From the listing that follows, output everything exactly except the pictures.

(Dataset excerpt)
++++++++++
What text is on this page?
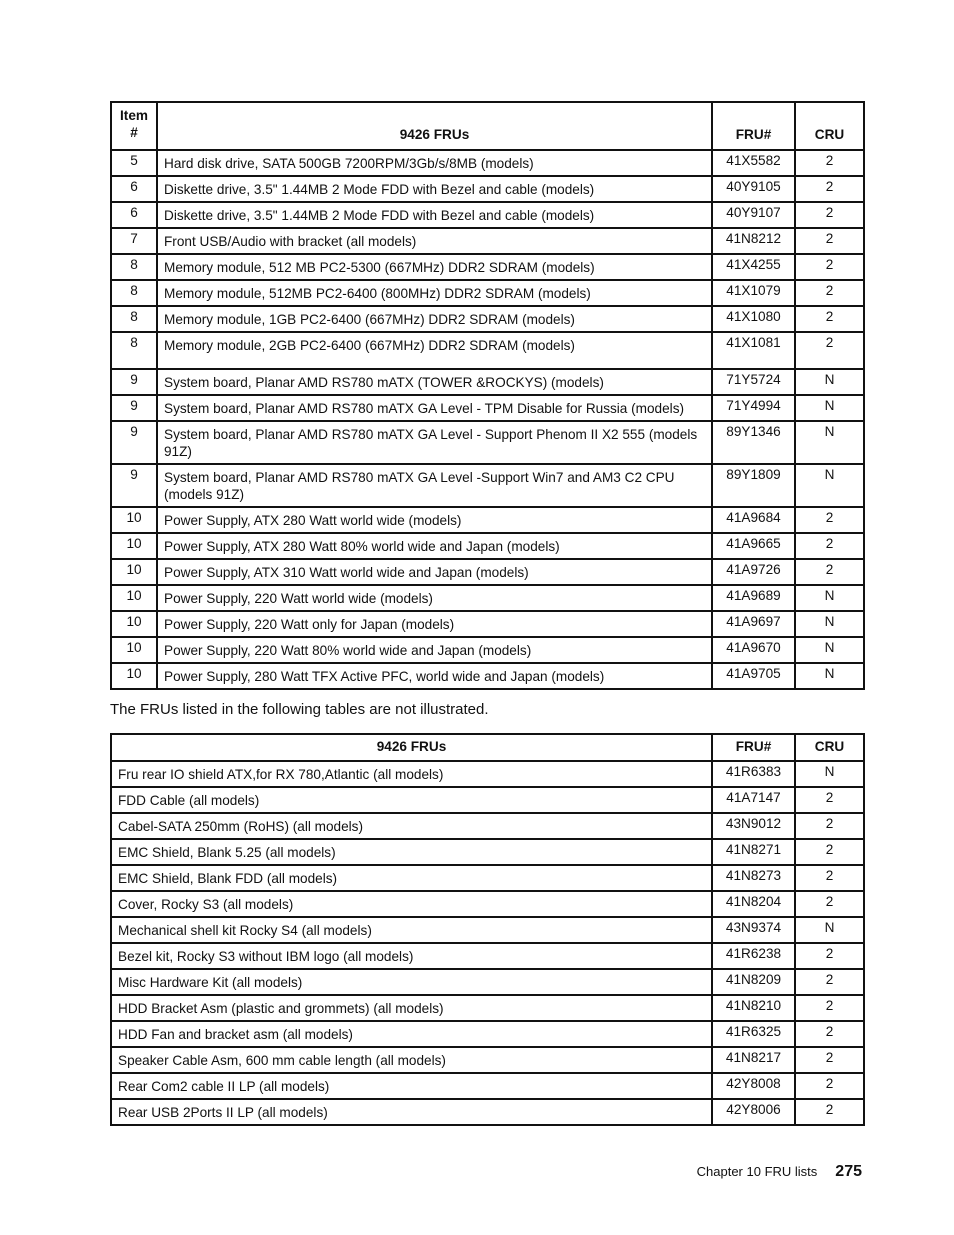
Item
#	9426 FRUs	FRU#	CRU
5	Hard disk drive, SATA 500GB 7200RPM/3Gb/s/8MB (models)	41X5582	2
6	Diskette drive, 3.5" 1.44MB 2 Mode FDD with Bezel and cable (models)	40Y9105	2
6	Diskette drive, 3.5" 1.44MB 2 Mode FDD with Bezel and cable (models)	40Y9107	2
7	Front USB/Audio with bracket (all models)	41N8212	2
8	Memory module, 512 MB PC2-5300 (667MHz) DDR2 SDRAM (models)	41X4255	2
8	Memory module, 512MB PC2-6400 (800MHz) DDR2 SDRAM (models)	41X1079	2
8	Memory module, 1GB PC2-6400 (667MHz) DDR2 SDRAM (models)	41X1080	2
8	Memory module, 2GB PC2-6400 (667MHz) DDR2 SDRAM (models)	41X1081	2
9	System board, Planar AMD RS780 mATX (TOWER &ROCKYS) (models)	71Y5724	N
9	System board, Planar AMD RS780 mATX GA Level - TPM Disable for Russia (models)	71Y4994	N
9	System board, Planar AMD RS780 mATX GA Level - Support Phenom II X2 555 (models 91Z)	89Y1346	N
9	System board, Planar AMD RS780 mATX GA Level -Support Win7 and AM3 C2 CPU (models 91Z)	89Y1809	N
10	Power Supply, ATX 280 Watt world wide (models)	41A9684	2
10	Power Supply, ATX 280 Watt 80% world wide and Japan (models)	41A9665	2
10	Power Supply, ATX 310 Watt world wide and Japan (models)	41A9726	2
10	Power Supply, 220 Watt world wide (models)	41A9689	N
10	Power Supply, 220 Watt only for Japan (models)	41A9697	N
10	Power Supply, 220 Watt 80% world wide and Japan (models)	41A9670	N
10	Power Supply, 280 Watt TFX Active PFC, world wide and Japan (models)	41A9705	N

The FRUs listed in the following tables are not illustrated.

9426 FRUs	FRU#	CRU
Fru rear IO shield ATX,for RX 780,Atlantic (all models)	41R6383	N
FDD Cable (all models)	41A7147	2
Cabel-SATA 250mm (RoHS) (all models)	43N9012	2
EMC Shield, Blank 5.25 (all models)	41N8271	2
EMC Shield, Blank FDD (all models)	41N8273	2
Cover, Rocky S3 (all models)	41N8204	2
Mechanical shell kit Rocky S4 (all models)	43N9374	N
Bezel kit, Rocky S3 without IBM logo (all models)	41R6238	2
Misc Hardware Kit (all models)	41N8209	2
HDD Bracket Asm (plastic and grommets) (all models)	41N8210	2
HDD Fan and bracket asm (all models)	41R6325	2
Speaker Cable Asm, 600 mm cable length (all models)	41N8217	2
Rear Com2 cable II LP (all models)	42Y8008	2
Rear USB 2Ports II LP (all models)	42Y8006	2
Chapter 10 FRU lists 275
++++++++++
- _Finished exercise_
What text is on this page?
Item
#	9426 FRUs	FRU#	CRU
5	Hard disk drive, SATA 500GB 7200RPM/3Gb/s/8MB (models)	41X5582	2
6	Diskette drive, 3.5" 1.44MB 2 Mode FDD with Bezel and cable (models)	40Y9105	2
6	Diskette drive, 3.5" 1.44MB 2 Mode FDD with Bezel and cable (models)	40Y9107	2
7	Front USB/Audio with bracket (all models)	41N8212	2
8	Memory module, 512 MB PC2-5300 (667MHz) DDR2 SDRAM (models)	41X4255	2
8	Memory module, 512MB PC2-6400 (800MHz) DDR2 SDRAM (models)	41X1079	2
8	Memory module, 1GB PC2-6400 (667MHz) DDR2 SDRAM (models)	41X1080	2
8	Memory module, 2GB PC2-6400 (667MHz) DDR2 SDRAM (models)	41X1081	2
9	System board, Planar AMD RS780 mATX (TOWER &ROCKYS) (models)	71Y5724	N
9	System board, Planar AMD RS780 mATX GA Level - TPM Disable for Russia (models)	71Y4994	N
9	System board, Planar AMD RS780 mATX GA Level - Support Phenom II X2 555 (models 91Z)	89Y1346	N
9	System board, Planar AMD RS780 mATX GA Level -Support Win7 and AM3 C2 CPU (models 91Z)	89Y1809	N
10	Power Supply, ATX 280 Watt world wide (models)	41A9684	2
10	Power Supply, ATX 280 Watt 80% world wide and Japan (models)	41A9665	2
10	Power Supply, ATX 310 Watt world wide and Japan (models)	41A9726	2
10	Power Supply, 220 Watt world wide (models)	41A9689	N
10	Power Supply, 220 Watt only for Japan (models)	41A9697	N
10	Power Supply, 220 Watt 80% world wide and Japan (models)	41A9670	N
10	Power Supply, 280 Watt TFX Active PFC, world wide and Japan (models)	41A9705	N

The FRUs listed in the following tables are not illustrated.

9426 FRUs	FRU#	CRU
Fru rear IO shield ATX,for RX 780,Atlantic (all models)	41R6383	N
FDD Cable (all models)	41A7147	2
Cabel-SATA 250mm (RoHS) (all models)	43N9012	2
EMC Shield, Blank 5.25 (all models)	41N8271	2
EMC Shield, Blank FDD (all models)	41N8273	2
Cover, Rocky S3 (all models)	41N8204	2
Mechanical shell kit Rocky S4 (all models)	43N9374	N
Bezel kit, Rocky S3 without IBM logo (all models)	41R6238	2
Misc Hardware Kit (all models)	41N8209	2
HDD Bracket Asm (plastic and grommets) (all models)	41N8210	2
HDD Fan and bracket asm (all models)	41R6325	2
Speaker Cable Asm, 600 mm cable length (all models)	41N8217	2
Rear Com2 cable II LP (all models)	42Y8008	2
Rear USB 2Ports II LP (all models)	42Y8006	2
Chapter 10 FRU lists 275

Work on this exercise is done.